#### YOUR GOAL
Leave out the pictures and copy everything else in the entries exactly.

#### Dataset records on visual material
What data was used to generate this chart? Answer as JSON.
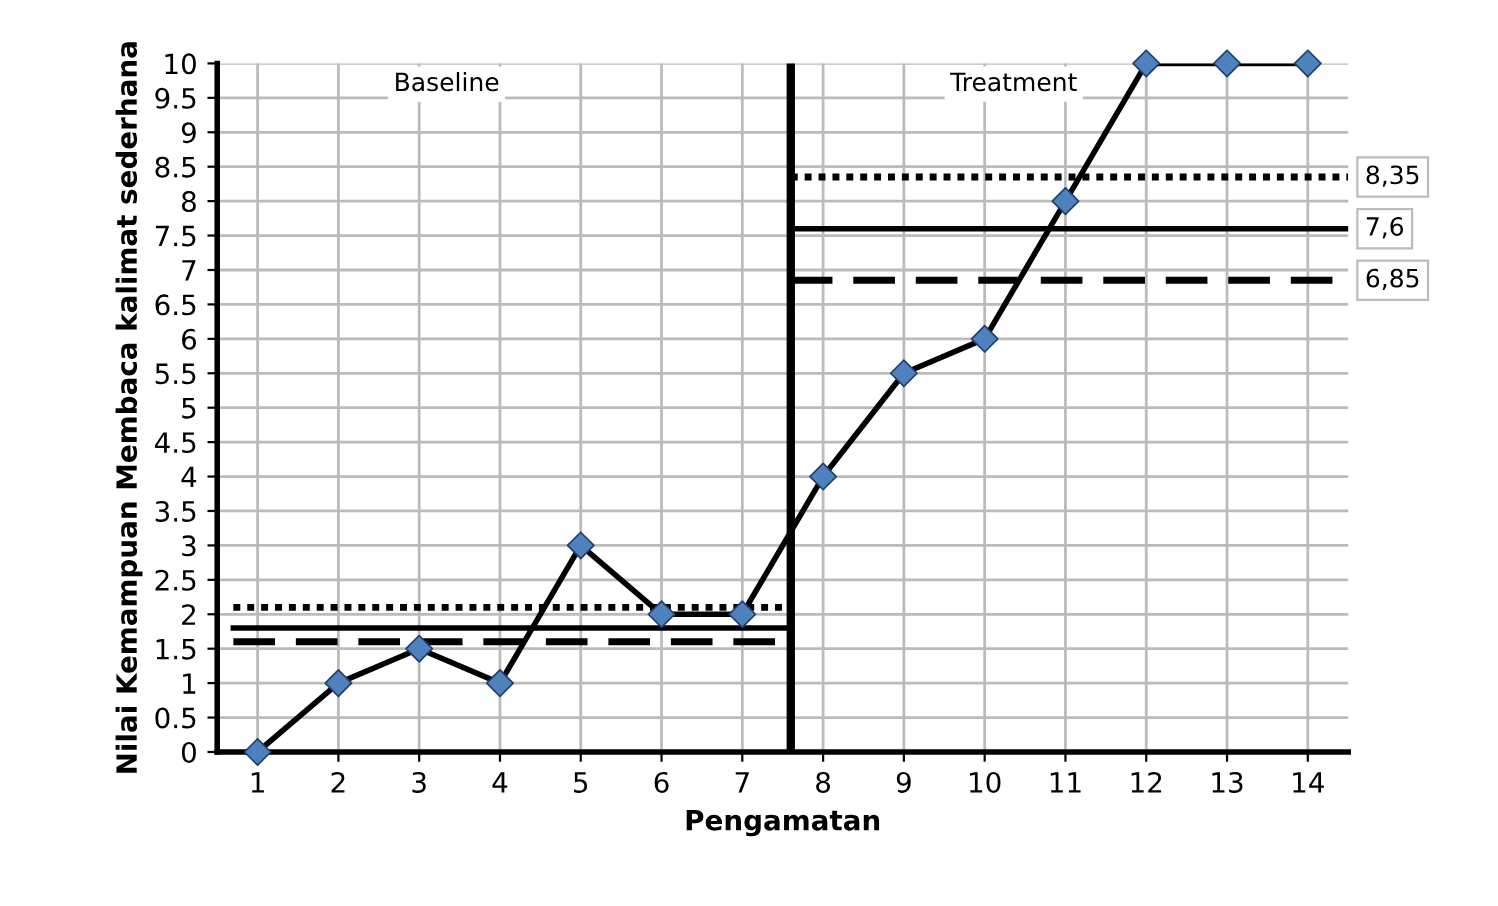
{
  "chart_data": {
    "type": "line",
    "xlabel": "Pengamatan",
    "ylabel": "Nilai Kemampuan Membaca kalimat sederhana",
    "x": [
      1,
      2,
      3,
      4,
      5,
      6,
      7,
      8,
      9,
      10,
      11,
      12,
      13,
      14
    ],
    "xlim": [
      0.5,
      14.5
    ],
    "xticks": [
      1,
      2,
      3,
      4,
      5,
      6,
      7,
      8,
      9,
      10,
      11,
      12,
      13,
      14
    ],
    "ylim": [
      0,
      10
    ],
    "yticks": [
      0,
      0.5,
      1,
      1.5,
      2,
      2.5,
      3,
      3.5,
      4,
      4.5,
      5,
      5.5,
      6,
      6.5,
      7,
      7.5,
      8,
      8.5,
      9,
      9.5,
      10
    ],
    "grid": true,
    "series": [
      {
        "color": "#000000",
        "marker": "diamond",
        "colors": [
          "#4f81bd",
          "#4f81bd",
          "#4f81bd",
          "#4f81bd",
          "#4f81bd",
          "#4f81bd",
          "#4f81bd",
          "#4f81bd",
          "#4f81bd",
          "#4f81bd",
          "#4f81bd",
          "#4f81bd",
          "#4f81bd",
          "#4f81bd"
        ],
        "line_style": "solid",
        "values": [
          0,
          1,
          1.5,
          1,
          3,
          2,
          2,
          4,
          5.5,
          6,
          8,
          10,
          10,
          10
        ]
      },
      {
        "color": "#000000",
        "marker": "none",
        "line_style": "dotted",
        "x": [
          0.7,
          7.6
        ],
        "values": [
          2.1,
          2.1
        ]
      },
      {
        "color": "#000000",
        "marker": "none",
        "line_style": "solid",
        "x": [
          0.7,
          7.6
        ],
        "values": [
          1.8,
          1.8
        ]
      },
      {
        "color": "#000000",
        "marker": "none",
        "line_style": "dashed",
        "x": [
          0.7,
          7.6
        ],
        "values": [
          1.6,
          1.6
        ]
      },
      {
        "name": "8,35",
        "color": "#000000",
        "marker": "none",
        "line_style": "dotted",
        "x": [
          7.6,
          14.5
        ],
        "values": [
          8.35,
          8.35
        ]
      },
      {
        "name": "7,6",
        "color": "#000000",
        "marker": "none",
        "line_style": "solid",
        "x": [
          7.6,
          14.5
        ],
        "values": [
          7.6,
          7.6
        ]
      },
      {
        "name": "6,85",
        "color": "#000000",
        "marker": "none",
        "line_style": "dashed",
        "x": [
          7.6,
          14.5
        ],
        "values": [
          6.85,
          6.85
        ]
      }
    ],
    "ref_lines": [
      {
        "axis": "x",
        "value": 7.6,
        "color": "#000000",
        "line_style": "solid"
      }
    ],
    "annotations": [
      "Baseline",
      "Treatment"
    ]
  }
}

#### EXPECTED ANSWER
What data was used to generate this chart? Answer as JSON.
{
  "chart_data": {
    "type": "line",
    "xlabel": "Pengamatan",
    "ylabel": "Nilai Kemampuan Membaca kalimat sederhana",
    "x": [
      1,
      2,
      3,
      4,
      5,
      6,
      7,
      8,
      9,
      10,
      11,
      12,
      13,
      14
    ],
    "xlim": [
      0.5,
      14.5
    ],
    "xticks": [
      1,
      2,
      3,
      4,
      5,
      6,
      7,
      8,
      9,
      10,
      11,
      12,
      13,
      14
    ],
    "ylim": [
      0,
      10
    ],
    "yticks": [
      0,
      0.5,
      1,
      1.5,
      2,
      2.5,
      3,
      3.5,
      4,
      4.5,
      5,
      5.5,
      6,
      6.5,
      7,
      7.5,
      8,
      8.5,
      9,
      9.5,
      10
    ],
    "grid": true,
    "series": [
      {
        "color": "#000000",
        "marker": "diamond",
        "colors": [
          "#4f81bd",
          "#4f81bd",
          "#4f81bd",
          "#4f81bd",
          "#4f81bd",
          "#4f81bd",
          "#4f81bd",
          "#4f81bd",
          "#4f81bd",
          "#4f81bd",
          "#4f81bd",
          "#4f81bd",
          "#4f81bd",
          "#4f81bd"
        ],
        "line_style": "solid",
        "values": [
          0,
          1,
          1.5,
          1,
          3,
          2,
          2,
          4,
          5.5,
          6,
          8,
          10,
          10,
          10
        ]
      },
      {
        "color": "#000000",
        "marker": "none",
        "line_style": "dotted",
        "x": [
          0.7,
          7.6
        ],
        "values": [
          2.1,
          2.1
        ]
      },
      {
        "color": "#000000",
        "marker": "none",
        "line_style": "solid",
        "x": [
          0.7,
          7.6
        ],
        "values": [
          1.8,
          1.8
        ]
      },
      {
        "color": "#000000",
        "marker": "none",
        "line_style": "dashed",
        "x": [
          0.7,
          7.6
        ],
        "values": [
          1.6,
          1.6
        ]
      },
      {
        "name": "8,35",
        "color": "#000000",
        "marker": "none",
        "line_style": "dotted",
        "x": [
          7.6,
          14.5
        ],
        "values": [
          8.35,
          8.35
        ]
      },
      {
        "name": "7,6",
        "color": "#000000",
        "marker": "none",
        "line_style": "solid",
        "x": [
          7.6,
          14.5
        ],
        "values": [
          7.6,
          7.6
        ]
      },
      {
        "name": "6,85",
        "color": "#000000",
        "marker": "none",
        "line_style": "dashed",
        "x": [
          7.6,
          14.5
        ],
        "values": [
          6.85,
          6.85
        ]
      }
    ],
    "ref_lines": [
      {
        "axis": "x",
        "value": 7.6,
        "color": "#000000",
        "line_style": "solid"
      }
    ],
    "annotations": [
      "Baseline",
      "Treatment"
    ]
  }
}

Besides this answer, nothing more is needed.